• **Set problem**:
Quote the listing below in full and exactly as written, but omit every picture.

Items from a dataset
######

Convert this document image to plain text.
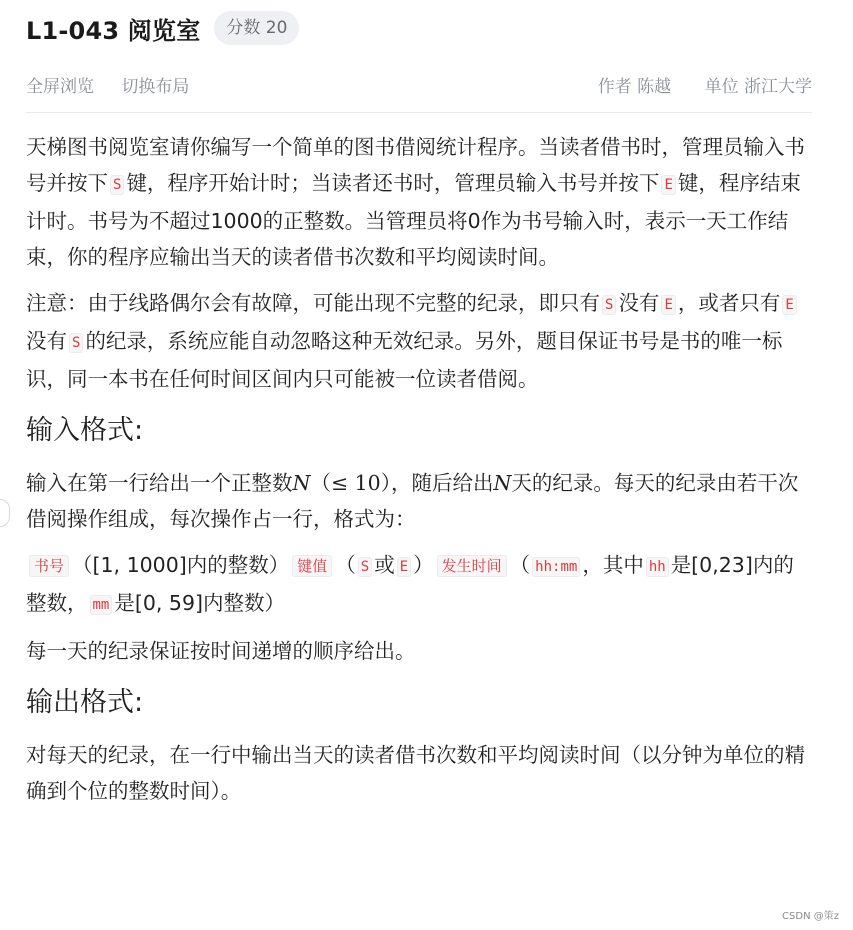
L1-043 阅览室	分数 20
全屏浏览 切换布局	作者 陈越 单位 浙江大学

天梯图书阅览室请你编写一个简单的图书借阅统计程序。当读者借书时，管理员输入书号并按下 S 键，程序开始计时；当读者还书时，管理员输入书号并按下 E 键，程序结束计时。书号为不超过1000的正整数。当管理员将0作为书号输入时，表示一天工作结束，你的程序应输出当天的读者借书次数和平均阅读时间。

注意：由于线路偶尔会有故障，可能出现不完整的纪录，即只有 S 没有 E ，或者只有 E没有 S 的纪录，系统应能自动忽略这种无效纪录。另外，题目保证书号是书的唯一标识，同一本书在任何时间区间内只可能被一位读者借阅。

输入格式:

输入在第一行给出一个正整数N（≤ 10），随后给出N天的纪录。每天的纪录由若干次借阅操作组成，每次操作占一行，格式为：

书号 （[1, 1000]内的整数） 键值 （ S 或 E ） 发生时间 （ hh:mm ，其中 hh 是[0,23]内的整数， mm 是[0, 59]内整数）

每一天的纪录保证按时间递增的顺序给出。

输出格式:

对每天的纪录，在一行中输出当天的读者借书次数和平均阅读时间（以分钟为单位的精确到个位的整数时间）。

CSDN @策z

######

• **Expected answer**:
Convert this document image to plain text.
L1-043 阅览室	分数 20
全屏浏览 切换布局	作者 陈越 单位 浙江大学

天梯图书阅览室请你编写一个简单的图书借阅统计程序。当读者借书时，管理员输入书号并按下 S 键，程序开始计时；当读者还书时，管理员输入书号并按下 E 键，程序结束计时。书号为不超过1000的正整数。当管理员将0作为书号输入时，表示一天工作结束，你的程序应输出当天的读者借书次数和平均阅读时间。

注意：由于线路偶尔会有故障，可能出现不完整的纪录，即只有 S 没有 E ，或者只有 E没有 S 的纪录，系统应能自动忽略这种无效纪录。另外，题目保证书号是书的唯一标识，同一本书在任何时间区间内只可能被一位读者借阅。

输入格式:

输入在第一行给出一个正整数N（≤ 10），随后给出N天的纪录。每天的纪录由若干次借阅操作组成，每次操作占一行，格式为：

书号 （[1, 1000]内的整数） 键值 （ S 或 E ） 发生时间 （ hh:mm ，其中 hh 是[0,23]内的整数， mm 是[0, 59]内整数）

每一天的纪录保证按时间递增的顺序给出。

输出格式:

对每天的纪录，在一行中输出当天的读者借书次数和平均阅读时间（以分钟为单位的精确到个位的整数时间）。

CSDN @策z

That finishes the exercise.